=== ENTRIES SHOWN ===

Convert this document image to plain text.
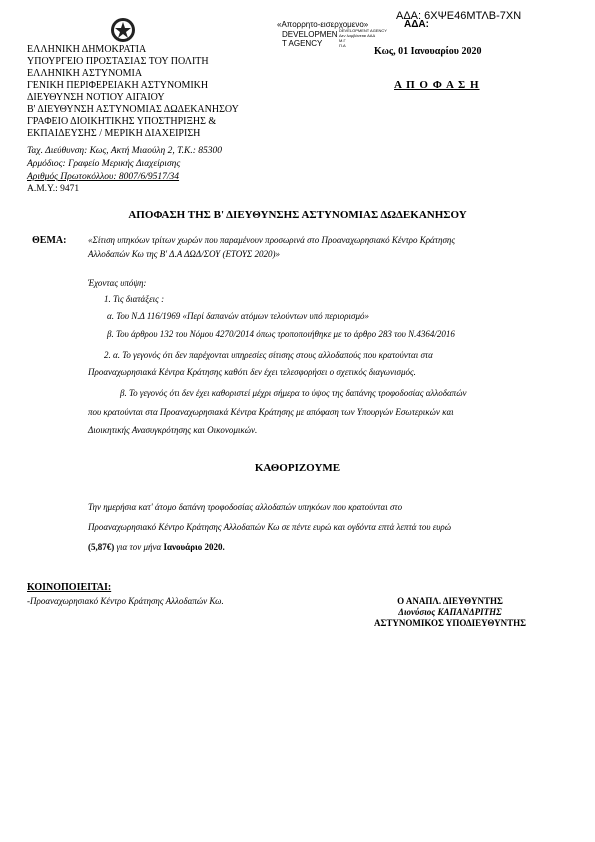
ΑΔΑ: 6ΧΨΕ46ΜΤΛΒ-7ΧΝ
«Απορρητο-εισερχομενο»	ΑΔΑ:
DEVELOPMEN
T AGENCY
DEVELOPMENT AGENCY
Δεν λαμβάνεται ΑΑΔ
Μ.Γ
Π.Α
Κως, 01 Ιανουαρίου 2020
ΕΛΛΗΝΙΚΗ ΔΗΜΟΚΡΑΤΙΑ
ΥΠΟΥΡΓΕΙΟ ΠΡΟΣΤΑΣΙΑΣ ΤΟΥ ΠΟΛΙΤΗ
ΕΛΛΗΝΙΚΗ ΑΣΤΥΝΟΜΙΑ
ΓΕΝΙΚΗ ΠΕΡΙΦΕΡΕΙΑΚΗ ΑΣΤΥΝΟΜΙΚΗ
ΔΙΕΥΘΥΝΣΗ ΝΟΤΙΟΥ ΑΙΓΑΙΟΥ
Β' ΔΙΕΥΘΥΝΣΗ ΑΣΤΥΝΟΜΙΑΣ ΔΩΔΕΚΑΝΗΣΟΥ
ΓΡΑΦΕΙΟ ΔΙΟΙΚΗΤΙΚΗΣ ΥΠΟΣΤΗΡΙΞΗΣ &
ΕΚΠΑΙΔΕΥΣΗΣ / ΜΕΡΙΚΗ ΔΙΑΧΕΙΡΙΣΗ
Ταχ. Διεύθυνση: Κως, Ακτή Μιαούλη 2, Τ.Κ.: 85300
Αρμόδιος: Γραφείο Μερικής Διαχείρισης
Αριθμός Πρωτοκόλλου: 8007/6/9517/34
Α.Μ.Υ.: 9471
Α Π Ο Φ Α Σ Η
ΑΠΟΦΑΣΗ ΤΗΣ Β' ΔΙΕΥΘΥΝΣΗΣ ΑΣΤΥΝΟΜΙΑΣ ΔΩΔΕΚΑΝΗΣΟΥ
ΘΕΜΑ: «Σίτιση υπηκόων τρίτων χωρών που παραμένουν προσωρινά στο Προαναχωρησιακό Κέντρο Κράτησης
Αλλοδαπών Κω της Β' Δ.Α ΔΩΔ/ΣΟΥ (ΕΤΟΥΣ 2020)»
Έχοντας υπόψη:
1. Τις διατάξεις :
α. Του Ν.Δ 116/1969 «Περί δαπανών ατόμων τελούντων υπό περιορισμό»
β. Του άρθρου 132 του Νόμου 4270/2014 όπως τροποποιήθηκε με το άρθρο 283 του Ν.4364/2016
2. α. Το γεγονός ότι δεν παρέχονται υπηρεσίες σίτισης στους αλλοδαπούς που κρατούνται στα
Προαναχωρησιακά Κέντρα Κράτησης καθότι δεν έχει τελεσφορήσει ο σχετικός διαγωνισμός.
β. Το γεγονός ότι δεν έχει καθοριστεί μέχρι σήμερα το ύψος της δαπάνης τροφοδοσίας αλλοδαπών
που κρατούνται στα Προαναχωρησιακά Κέντρα Κράτησης με απόφαση των Υπουργών Εσωτερικών και
Διοικητικής Ανασυγκρότησης και Οικονομικών.
ΚΑΘΟΡΙΖΟΥΜΕ
Την ημερήσια κατ' άτομο δαπάνη τροφοδοσίας αλλοδαπών υπηκόων που κρατούνται στο
Προαναχωρησιακό Κέντρο Κράτησης Αλλοδαπών Κω σε πέντε ευρώ και ογδόντα επτά λεπτά του ευρώ
(5,87€) για τον μήνα Ιανουάριο 2020.
ΚΟΙΝΟΠΟΙΕΙΤΑΙ:
-Προαναχωρησιακό Κέντρο Κράτησης Αλλοδαπών Κω.	Ο ΑΝΑΠΛ. ΔΙΕΥΘΥΝΤΗΣ
Διονύσιος ΚΑΠΑΝΔΡΙΤΗΣ
ΑΣΤΥΝΟΜΙΚΟΣ ΥΠΟΔΙΕΥΘΥΝΤΗΣ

===

## WHAT YOU NEED TO DO:
Return the full material word for word. Do not include the pictures.

## SOLUTION BELOW:
Convert this document image to plain text.
ΑΔΑ: 6ΧΨΕ46ΜΤΛΒ-7ΧΝ
«Απορρητο-εισερχομενο»	ΑΔΑ:
DEVELOPMEN
T AGENCY
DEVELOPMENT AGENCY
Δεν λαμβάνεται ΑΑΔ
Μ.Γ
Π.Α
Κως, 01 Ιανουαρίου 2020
ΕΛΛΗΝΙΚΗ ΔΗΜΟΚΡΑΤΙΑ
ΥΠΟΥΡΓΕΙΟ ΠΡΟΣΤΑΣΙΑΣ ΤΟΥ ΠΟΛΙΤΗ
ΕΛΛΗΝΙΚΗ ΑΣΤΥΝΟΜΙΑ
ΓΕΝΙΚΗ ΠΕΡΙΦΕΡΕΙΑΚΗ ΑΣΤΥΝΟΜΙΚΗ
ΔΙΕΥΘΥΝΣΗ ΝΟΤΙΟΥ ΑΙΓΑΙΟΥ
Β' ΔΙΕΥΘΥΝΣΗ ΑΣΤΥΝΟΜΙΑΣ ΔΩΔΕΚΑΝΗΣΟΥ
ΓΡΑΦΕΙΟ ΔΙΟΙΚΗΤΙΚΗΣ ΥΠΟΣΤΗΡΙΞΗΣ &
ΕΚΠΑΙΔΕΥΣΗΣ / ΜΕΡΙΚΗ ΔΙΑΧΕΙΡΙΣΗ
Ταχ. Διεύθυνση: Κως, Ακτή Μιαούλη 2, Τ.Κ.: 85300
Αρμόδιος: Γραφείο Μερικής Διαχείρισης
Αριθμός Πρωτοκόλλου: 8007/6/9517/34
Α.Μ.Υ.: 9471
Α Π Ο Φ Α Σ Η
ΑΠΟΦΑΣΗ ΤΗΣ Β' ΔΙΕΥΘΥΝΣΗΣ ΑΣΤΥΝΟΜΙΑΣ ΔΩΔΕΚΑΝΗΣΟΥ
ΘΕΜΑ: «Σίτιση υπηκόων τρίτων χωρών που παραμένουν προσωρινά στο Προαναχωρησιακό Κέντρο Κράτησης
Αλλοδαπών Κω της Β' Δ.Α ΔΩΔ/ΣΟΥ (ΕΤΟΥΣ 2020)»
Έχοντας υπόψη:
1. Τις διατάξεις :
α. Του Ν.Δ 116/1969 «Περί δαπανών ατόμων τελούντων υπό περιορισμό»
β. Του άρθρου 132 του Νόμου 4270/2014 όπως τροποποιήθηκε με το άρθρο 283 του Ν.4364/2016
2. α. Το γεγονός ότι δεν παρέχονται υπηρεσίες σίτισης στους αλλοδαπούς που κρατούνται στα
Προαναχωρησιακά Κέντρα Κράτησης καθότι δεν έχει τελεσφορήσει ο σχετικός διαγωνισμός.
β. Το γεγονός ότι δεν έχει καθοριστεί μέχρι σήμερα το ύψος της δαπάνης τροφοδοσίας αλλοδαπών
που κρατούνται στα Προαναχωρησιακά Κέντρα Κράτησης με απόφαση των Υπουργών Εσωτερικών και
Διοικητικής Ανασυγκρότησης και Οικονομικών.
ΚΑΘΟΡΙΖΟΥΜΕ
Την ημερήσια κατ' άτομο δαπάνη τροφοδοσίας αλλοδαπών υπηκόων που κρατούνται στο
Προαναχωρησιακό Κέντρο Κράτησης Αλλοδαπών Κω σε πέντε ευρώ και ογδόντα επτά λεπτά του ευρώ
(5,87€) για τον μήνα Ιανουάριο 2020.
ΚΟΙΝΟΠΟΙΕΙΤΑΙ:
-Προαναχωρησιακό Κέντρο Κράτησης Αλλοδαπών Κω.	Ο ΑΝΑΠΛ. ΔΙΕΥΘΥΝΤΗΣ
Διονύσιος ΚΑΠΑΝΔΡΙΤΗΣ
ΑΣΤΥΝΟΜΙΚΟΣ ΥΠΟΔΙΕΥΘΥΝΤΗΣ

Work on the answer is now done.